[WHAT YOU ARE ASKED TO DO] Without including any pictures, copy each entry below exactly.

# Start of DATASET ENTRIES

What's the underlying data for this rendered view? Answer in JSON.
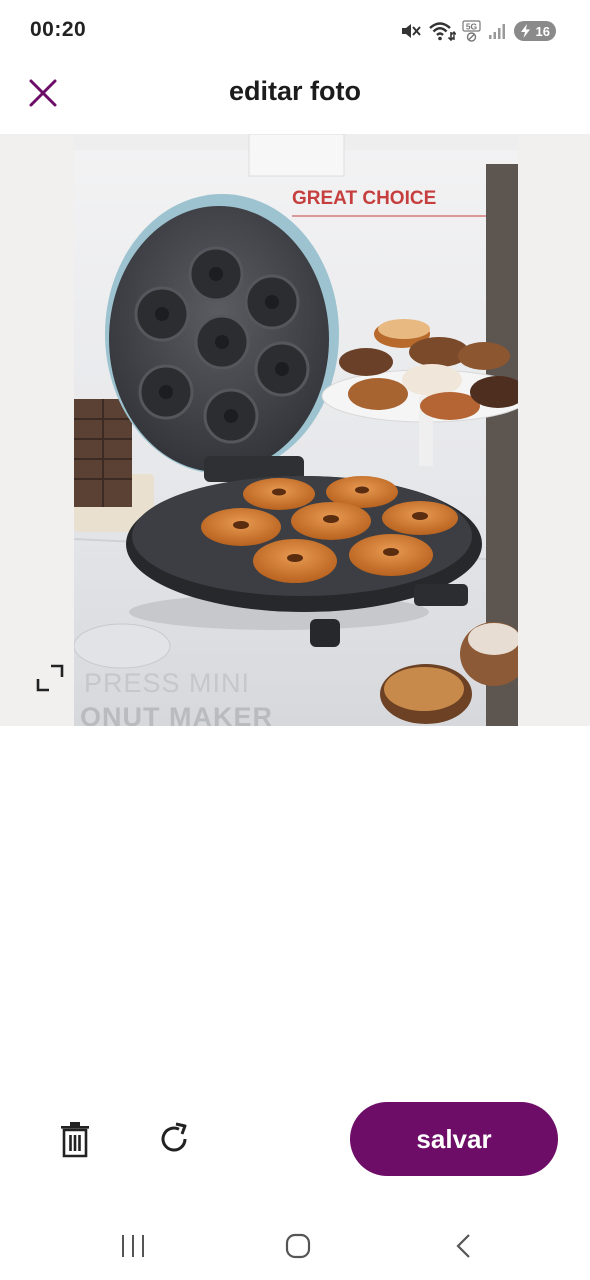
{
  "status_bar": {
    "time": "00:20",
    "network_label": "5G",
    "battery_level": "16",
    "icons": [
      "mute-icon",
      "wifi-icon",
      "5g-icon",
      "signal-icon",
      "battery-icon"
    ]
  },
  "header": {
    "title": "editar foto",
    "close_icon": "close-icon",
    "accent_color": "#6d0d67"
  },
  "photo": {
    "brand_text": "GREAT CHOICE",
    "product_line1": "PRESS MINI",
    "product_line2": "ONUT MAKER",
    "expand_icon": "expand-icon"
  },
  "toolbar": {
    "delete_icon": "trash-icon",
    "rotate_icon": "rotate-icon",
    "save_label": "salvar",
    "save_color": "#6d0d67"
  },
  "nav_bar": {
    "icons": [
      "recent-apps-icon",
      "home-icon",
      "back-icon"
    ]
  }
}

# End of DATASET ENTRIES

[THE REPLY]
What's the underlying data for this rendered view? Answer in JSON.
{
  "status_bar": {
    "time": "00:20",
    "network_label": "5G",
    "battery_level": "16",
    "icons": [
      "mute-icon",
      "wifi-icon",
      "5g-icon",
      "signal-icon",
      "battery-icon"
    ]
  },
  "header": {
    "title": "editar foto",
    "close_icon": "close-icon",
    "accent_color": "#6d0d67"
  },
  "photo": {
    "brand_text": "GREAT CHOICE",
    "product_line1": "PRESS MINI",
    "product_line2": "ONUT MAKER",
    "expand_icon": "expand-icon"
  },
  "toolbar": {
    "delete_icon": "trash-icon",
    "rotate_icon": "rotate-icon",
    "save_label": "salvar",
    "save_color": "#6d0d67"
  },
  "nav_bar": {
    "icons": [
      "recent-apps-icon",
      "home-icon",
      "back-icon"
    ]
  }
}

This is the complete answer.